Copy out the lines that include the word "态度指标".
------ EXTRACTED MATERIAL ------
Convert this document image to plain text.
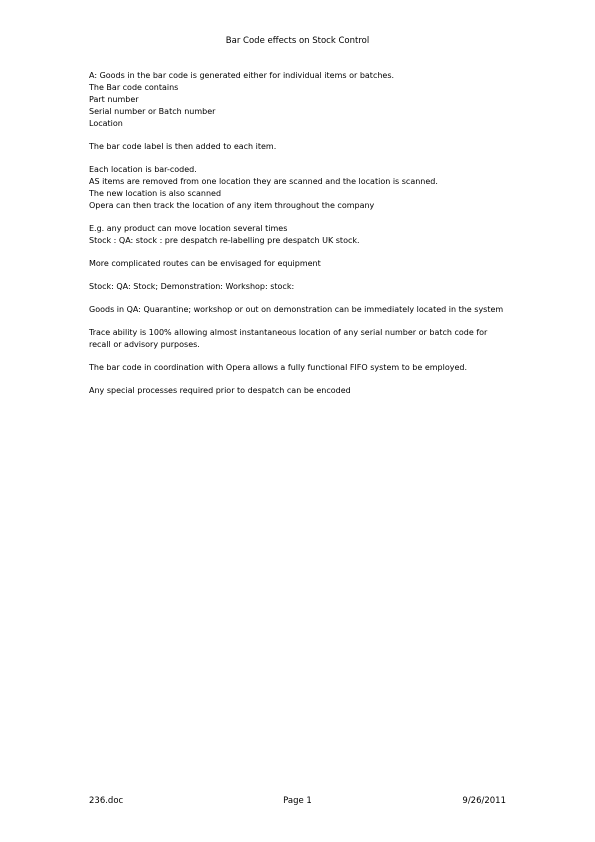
Bar Code effects on Stock Control
A: Goods in the bar code is generated either for individual items or batches.
The Bar code contains
Part number
Serial number or Batch number
Location
The bar code label is then added to each item.
Each location is bar-coded.
AS items are removed from one location they are scanned and the location is scanned.
The new location is also scanned
Opera can then track the location of any item throughout the company
E.g. any product can move location several times
Stock : QA: stock : pre despatch re-labelling pre despatch UK stock.
More complicated routes can be envisaged for equipment
Stock: QA: Stock; Demonstration: Workshop: stock:
Goods in QA: Quarantine; workshop or out on demonstration can be immediately located in the system
Trace ability is 100% allowing almost instantaneous location of any serial number or batch code for recall or advisory purposes.
The bar code in coordination with Opera allows a fully functional FIFO system to be employed.
Any special processes required prior to despatch can be encoded
236.doc	Page 1	9/26/2011
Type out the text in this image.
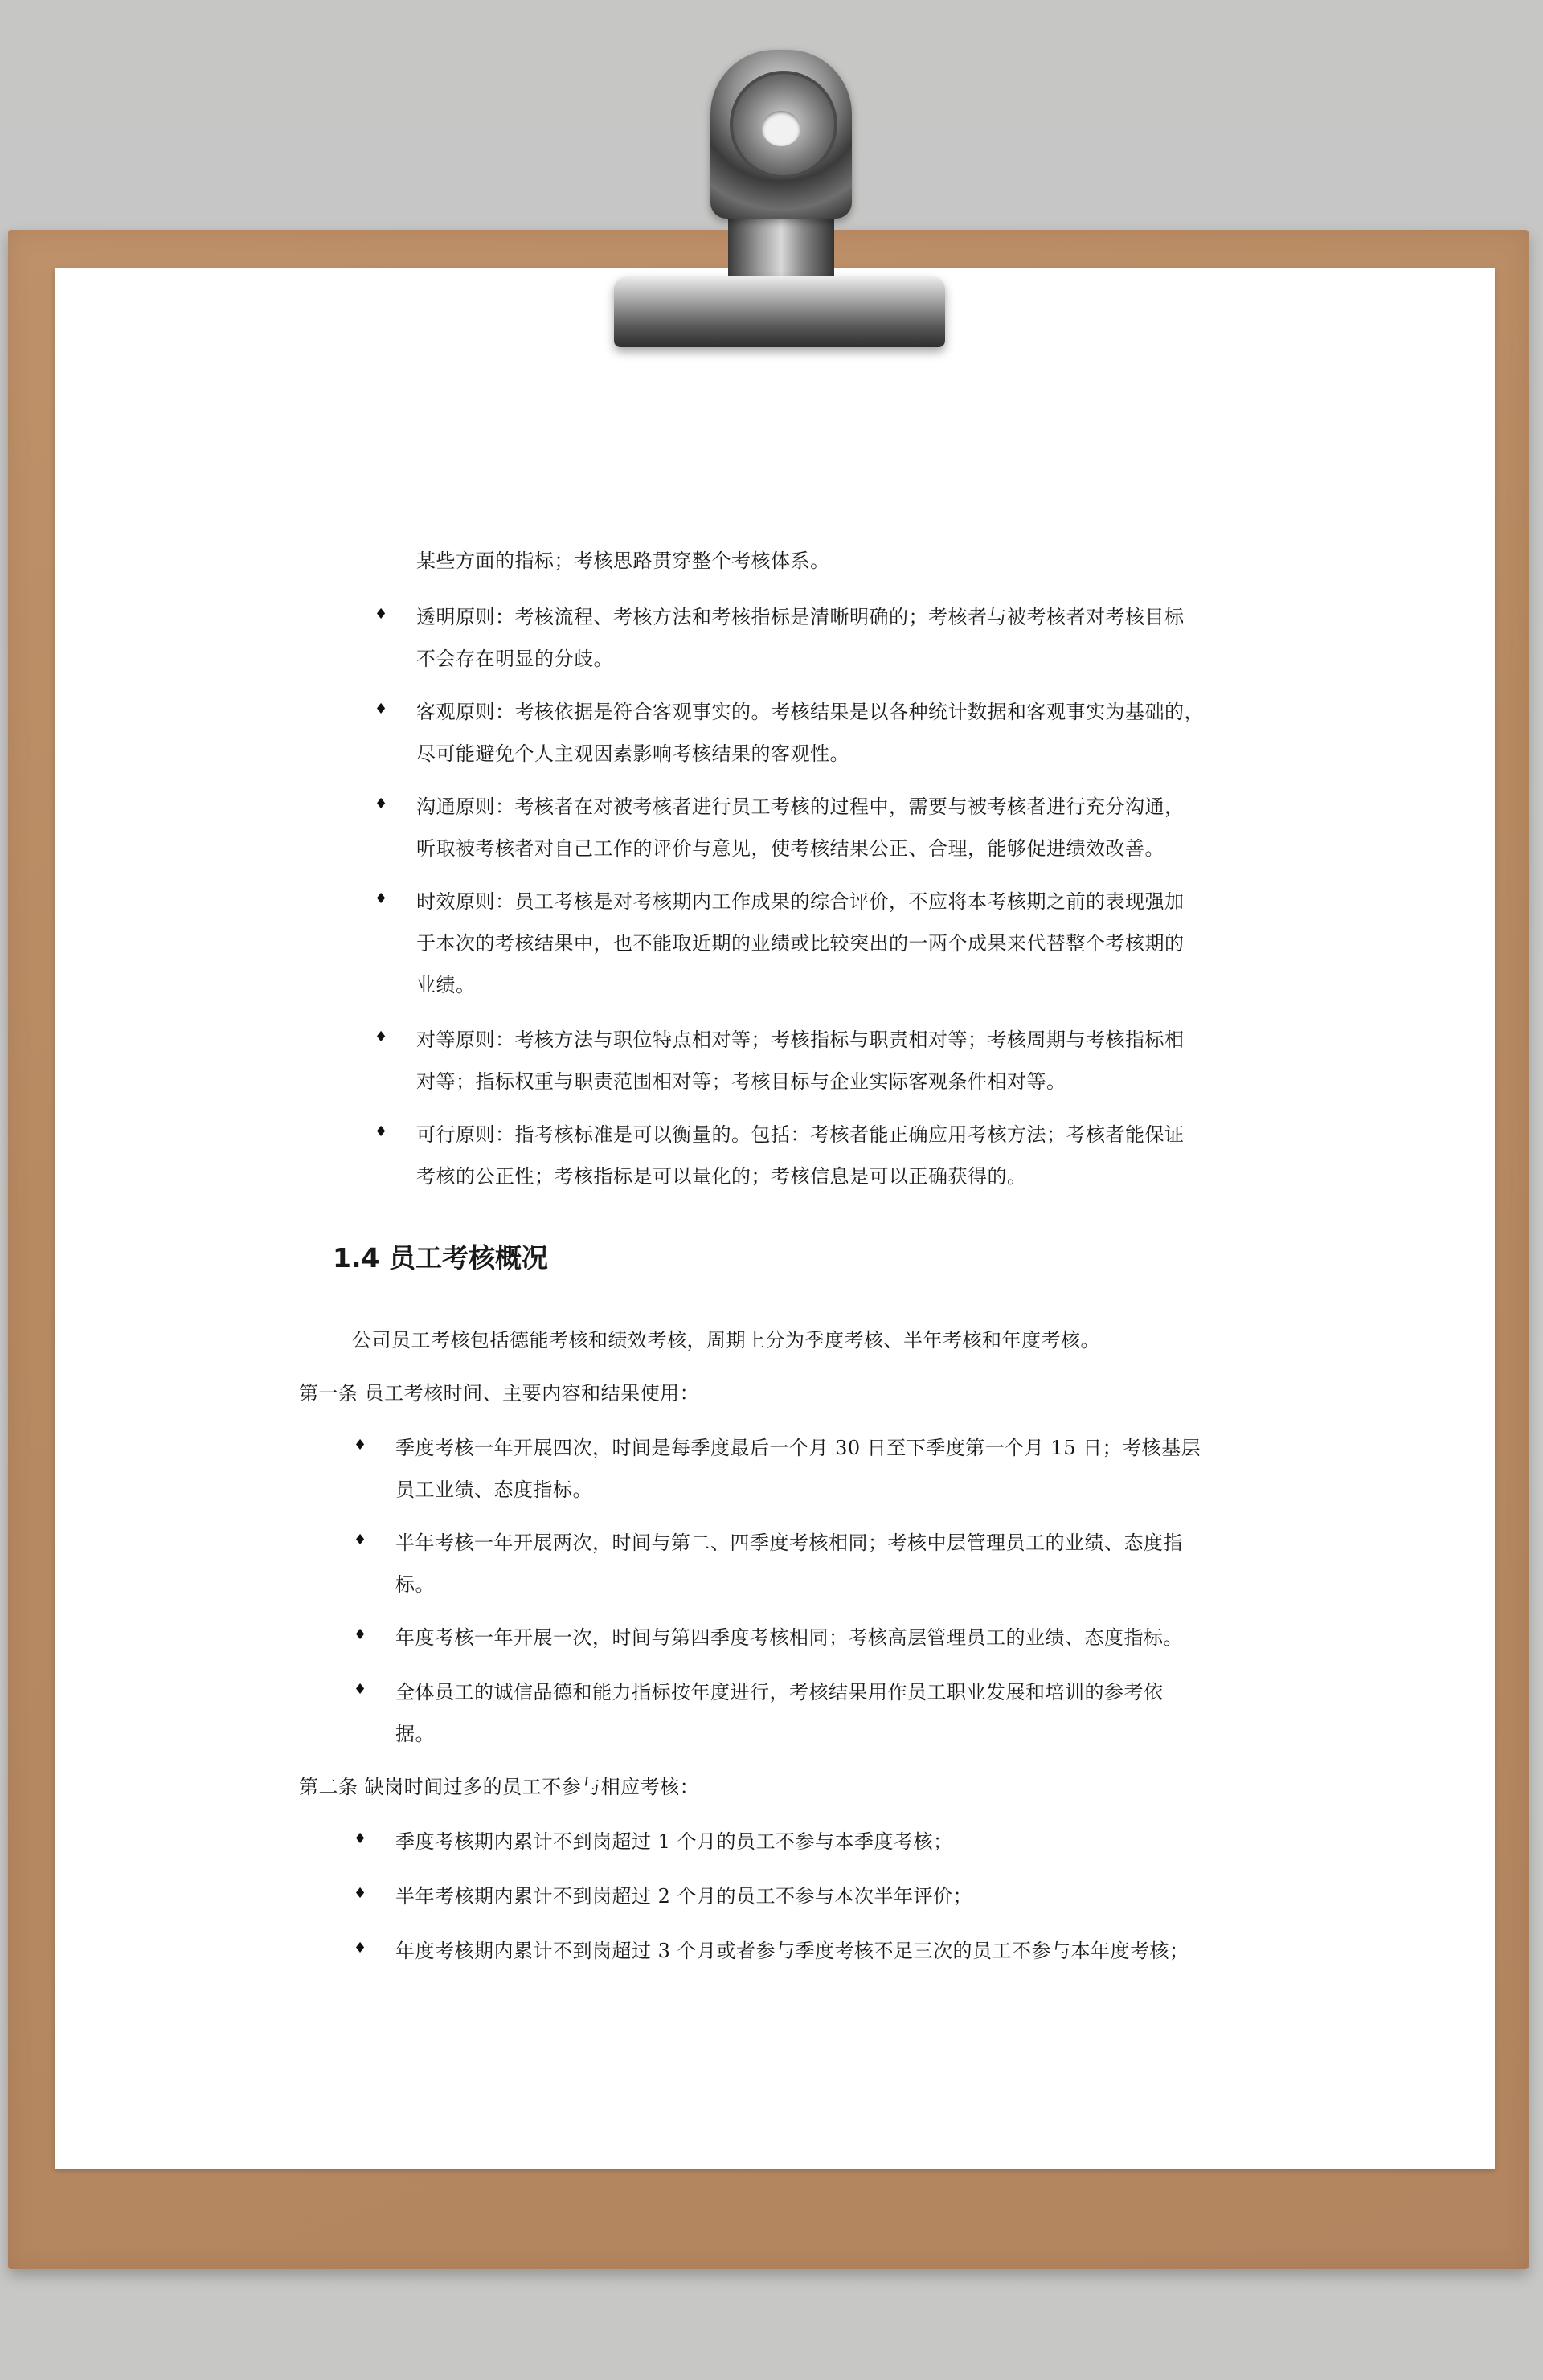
某些方面的指标；考核思路贯穿整个考核体系。
♦ 透明原则：考核流程、考核方法和考核指标是清晰明确的；考核者与被考核者对考核目标
不会存在明显的分歧。
♦ 客观原则：考核依据是符合客观事实的。考核结果是以各种统计数据和客观事实为基础的，
尽可能避免个人主观因素影响考核结果的客观性。
♦ 沟通原则：考核者在对被考核者进行员工考核的过程中，需要与被考核者进行充分沟通，
听取被考核者对自己工作的评价与意见，使考核结果公正、合理，能够促进绩效改善。
♦ 时效原则：员工考核是对考核期内工作成果的综合评价，不应将本考核期之前的表现强加
于本次的考核结果中，也不能取近期的业绩或比较突出的一两个成果来代替整个考核期的
业绩。
♦ 对等原则：考核方法与职位特点相对等；考核指标与职责相对等；考核周期与考核指标相
对等；指标权重与职责范围相对等；考核目标与企业实际客观条件相对等。
♦ 可行原则：指考核标准是可以衡量的。包括：考核者能正确应用考核方法；考核者能保证
考核的公正性；考核指标是可以量化的；考核信息是可以正确获得的。
1.4 员工考核概况
公司员工考核包括德能考核和绩效考核，周期上分为季度考核、半年考核和年度考核。
第一条 员工考核时间、主要内容和结果使用：
♦ 季度考核一年开展四次，时间是每季度最后一个月 30 日至下季度第一个月 15 日；考核基层
员工业绩、态度指标。
♦ 半年考核一年开展两次，时间与第二、四季度考核相同；考核中层管理员工的业绩、态度指
标。
♦ 年度考核一年开展一次，时间与第四季度考核相同；考核高层管理员工的业绩、态度指标。
♦ 全体员工的诚信品德和能力指标按年度进行，考核结果用作员工职业发展和培训的参考依
据。
第二条 缺岗时间过多的员工不参与相应考核：
♦ 季度考核期内累计不到岗超过 1 个月的员工不参与本季度考核；
♦ 半年考核期内累计不到岗超过 2 个月的员工不参与本次半年评价；
♦ 年度考核期内累计不到岗超过 3 个月或者参与季度考核不足三次的员工不参与本年度考核；
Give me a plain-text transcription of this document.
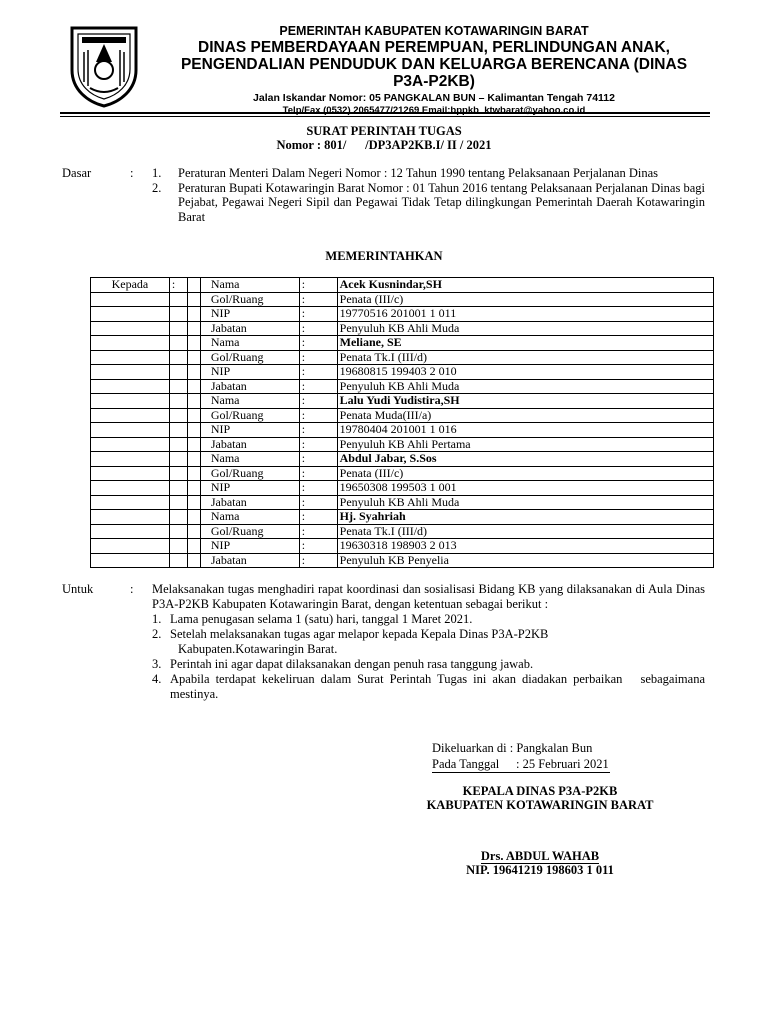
PEMERINTAH KABUPATEN KOTAWARINGIN BARAT
DINAS PEMBERDAYAAN PEREMPUAN, PERLINDUNGAN ANAK,
PENGENDALIAN PENDUDUK DAN KELUARGA BERENCANA (DINAS
P3A-P2KB)
Jalan Iskandar Nomor: 05 PANGKALAN BUN – Kalimantan Tengah 74112
Telp/Fax (0532) 2065477/21269 Email:bppkb_ktwbarat@yahoo.co.id
SURAT PERINTAH TUGAS
Nomor : 801/      /DP3AP2KB.I/ II / 2021
Dasar	: 1.	Peraturan Menteri Dalam Negeri Nomor : 12 Tahun 1990 tentang Pelaksanaan Perjalanan Dinas
2.	Peraturan Bupati Kotawaringin Barat Nomor : 01 Tahun 2016 tentang Pelaksanaan Perjalanan Dinas bagi Pejabat, Pegawai Negeri Sipil dan Pegawai Tidak Tetap dilingkungan Pemerintah Daerah Kotawaringin Barat
MEMERINTAHKAN
Kepada	:		Nama	:	Acek Kusnindar,SH
			Gol/Ruang	:	Penata (III/c)
			NIP	:	19770516 201001 1 011
			Jabatan	:	Penyuluh KB Ahli Muda
			Nama	:	Meliane, SE
			Gol/Ruang	:	Penata Tk.I (III/d)
			NIP	:	19680815 199403 2 010
			Jabatan	:	Penyuluh KB Ahli Muda
			Nama	:	Lalu Yudi Yudistira,SH
			Gol/Ruang	:	Penata Muda(III/a)
			NIP	:	19780404 201001 1 016
			Jabatan	:	Penyuluh KB Ahli Pertama
			Nama	:	Abdul Jabar, S.Sos
			Gol/Ruang	:	Penata (III/c)
			NIP	:	19650308 199503 1 001
			Jabatan	:	Penyuluh KB Ahli Muda
			Nama	:	Hj. Syahriah
			Gol/Ruang	:	Penata Tk.I (III/d)
			NIP	:	19630318 198903 2 013
			Jabatan	:	Penyuluh KB Penyelia
Untuk	: Melaksanakan tugas menghadiri rapat koordinasi dan sosialisasi Bidang KB yang dilaksanakan di Aula Dinas P3A-P2KB Kabupaten Kotawaringin Barat, dengan ketentuan sebagai berikut :
1. Lama penugasan selama 1 (satu) hari, tanggal 1 Maret 2021.
2. Setelah melaksanakan tugas agar melapor kepada Kepala Dinas P3A-P2KB
Kabupaten.Kotawaringin Barat.
3. Perintah ini agar dapat dilaksanakan dengan penuh rasa tanggung jawab.
4. Apabila terdapat kekeliruan dalam Surat Perintah Tugas ini akan diadakan perbaikan   sebagaimana mestinya.
Dikeluarkan di : Pangkalan Bun
Pada Tanggal : 25 Februari 2021
KEPALA DINAS P3A-P2KB
KABUPATEN KOTAWARINGIN BARAT
Drs. ABDUL WAHAB
NIP. 19641219 198603 1 011
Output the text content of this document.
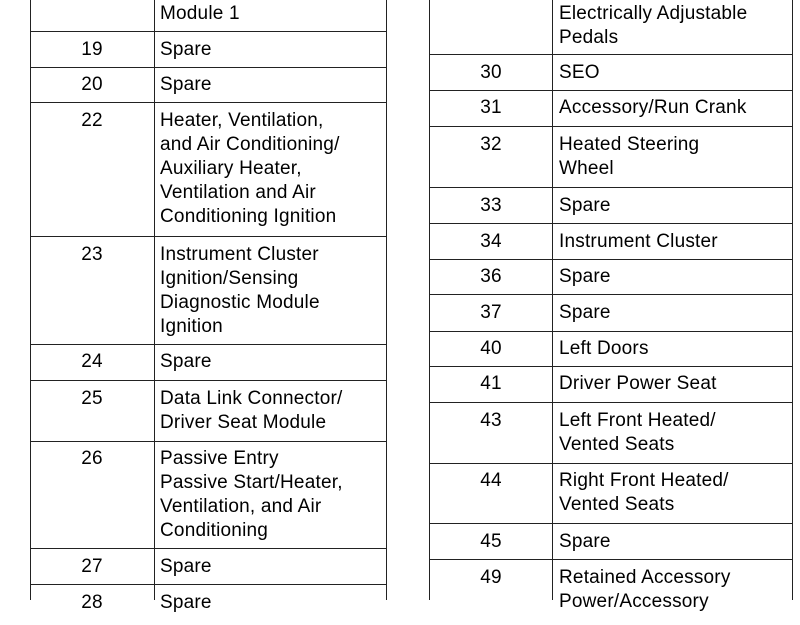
Module 1
19	Spare
20	Spare
22	Heater, Ventilation,
and Air Conditioning/
Auxiliary Heater,
Ventilation and Air
Conditioning Ignition
23	Instrument Cluster
Ignition/Sensing
Diagnostic Module
Ignition
24	Spare
25	Data Link Connector/
Driver Seat Module
26	Passive Entry
Passive Start/Heater,
Ventilation, and Air
Conditioning
27	Spare
28	Spare
Electrically Adjustable
Pedals
30	SEO
31	Accessory/Run Crank
32	Heated Steering
Wheel
33	Spare
34	Instrument Cluster
36	Spare
37	Spare
40	Left Doors
41	Driver Power Seat
43	Left Front Heated/
Vented Seats
44	Right Front Heated/
Vented Seats
45	Spare
49	Retained Accessory
Power/Accessory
------
[SOLUTION]
员工业绩、态度指标。
♦ 年度考核一年开展一次，时间与第四季度考核相同；考核高层管理员工的业绩、态度指标。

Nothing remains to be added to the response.